(Dataset excerpt)
━━━━━━━━
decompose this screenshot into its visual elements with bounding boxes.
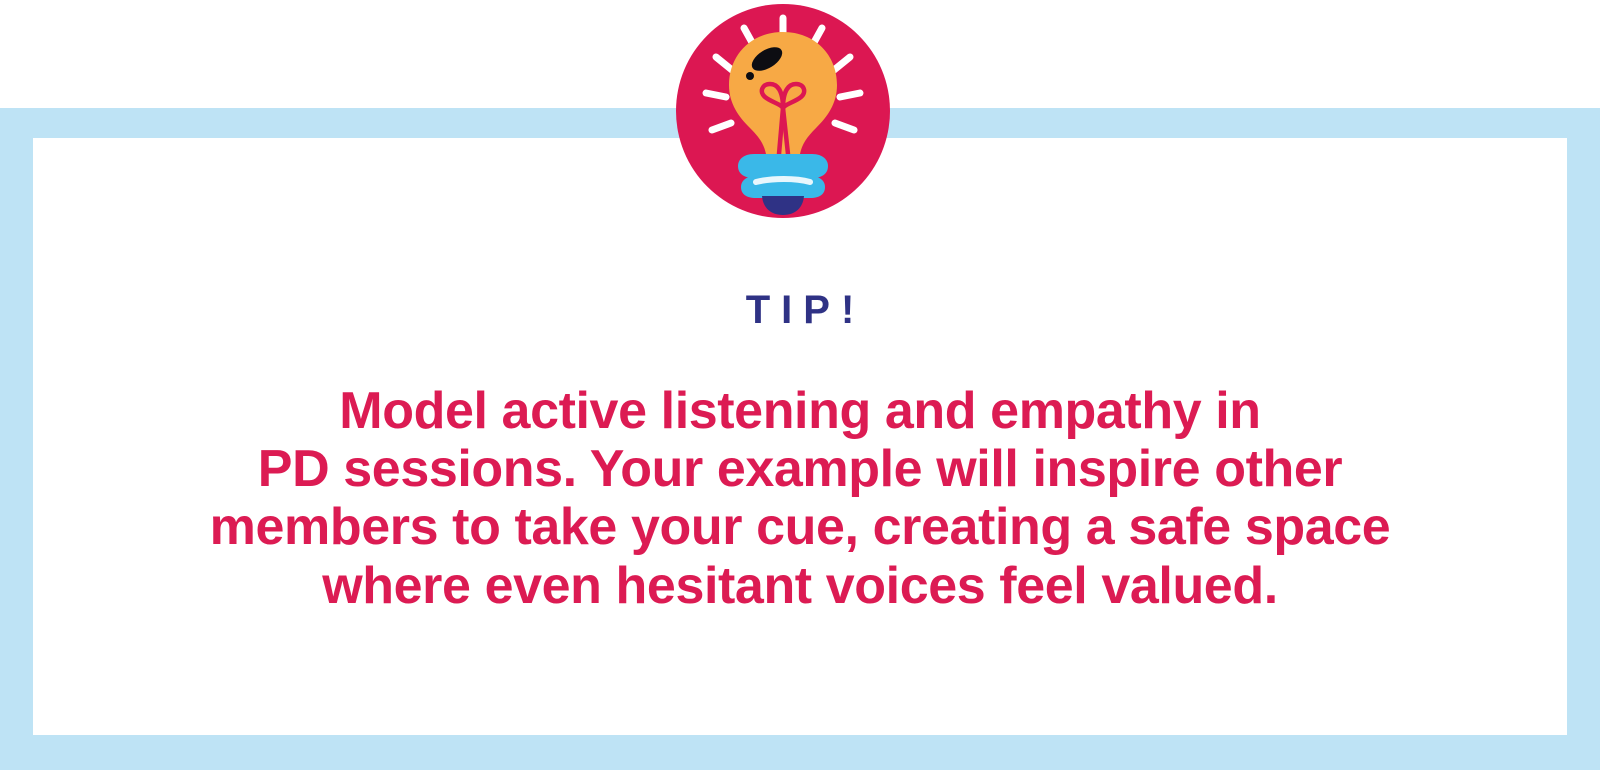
bulb-base-upper [738,154,828,178]
tip-body-line: members to take your cue, creating a saf… [120,498,1480,556]
bulb-base-highlight [756,179,810,182]
bulb-highlight-dot [746,72,754,80]
tip-card-content: TIP! Model active listening and empathy … [33,138,1567,735]
tip-body-line: Model active listening and empathy in [120,382,1480,440]
tip-body-text: Model active listening and empathy in PD… [120,382,1480,615]
tip-body-line: PD sessions. Your example will inspire o… [120,440,1480,498]
tip-body-line: where even hesitant voices feel valued. [120,557,1480,615]
lightbulb-badge [676,4,890,218]
bulb-cap [762,196,804,215]
lightbulb-icon [676,4,890,218]
tip-heading: TIP! [735,290,866,330]
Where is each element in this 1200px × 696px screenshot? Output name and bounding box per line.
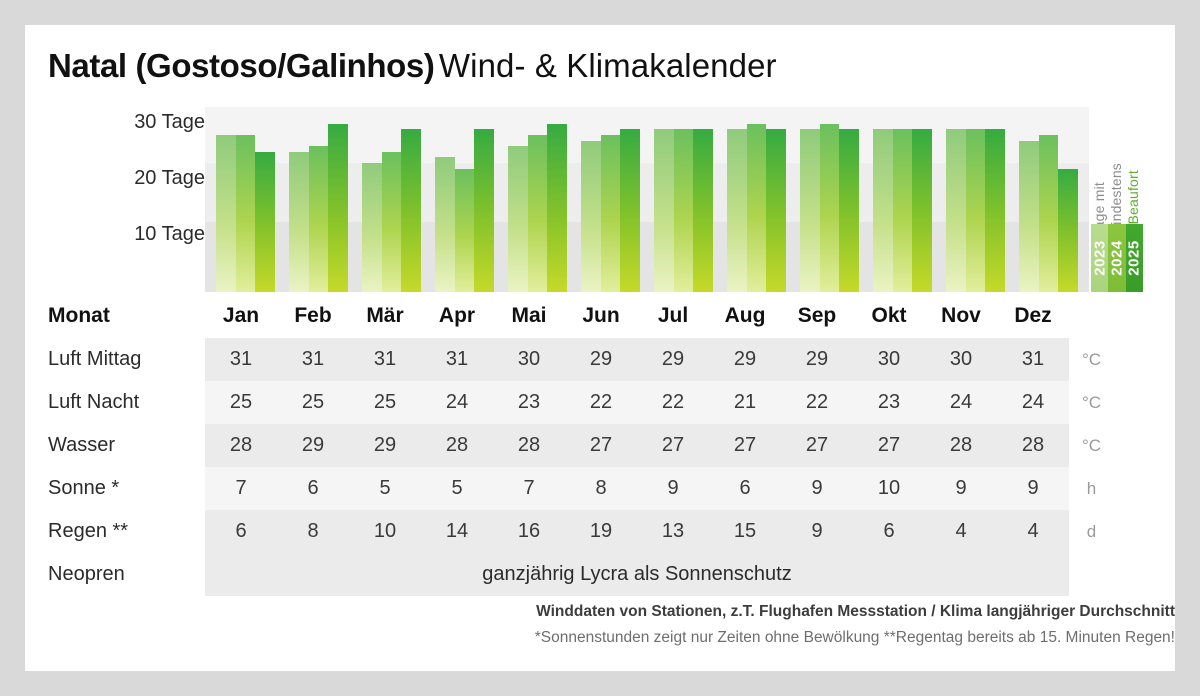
━━━━━━━━
Stated exercise:
Pick out every line in the material above that contains the string "bounding", treating uppercase and lowercase as different, and copy each of those lines in full.

Completed task:
decompose this screenshot into its visual elements with bounding boxes.
Where is each element in this 1200px × 696px screenshot? Output name and bounding box per line.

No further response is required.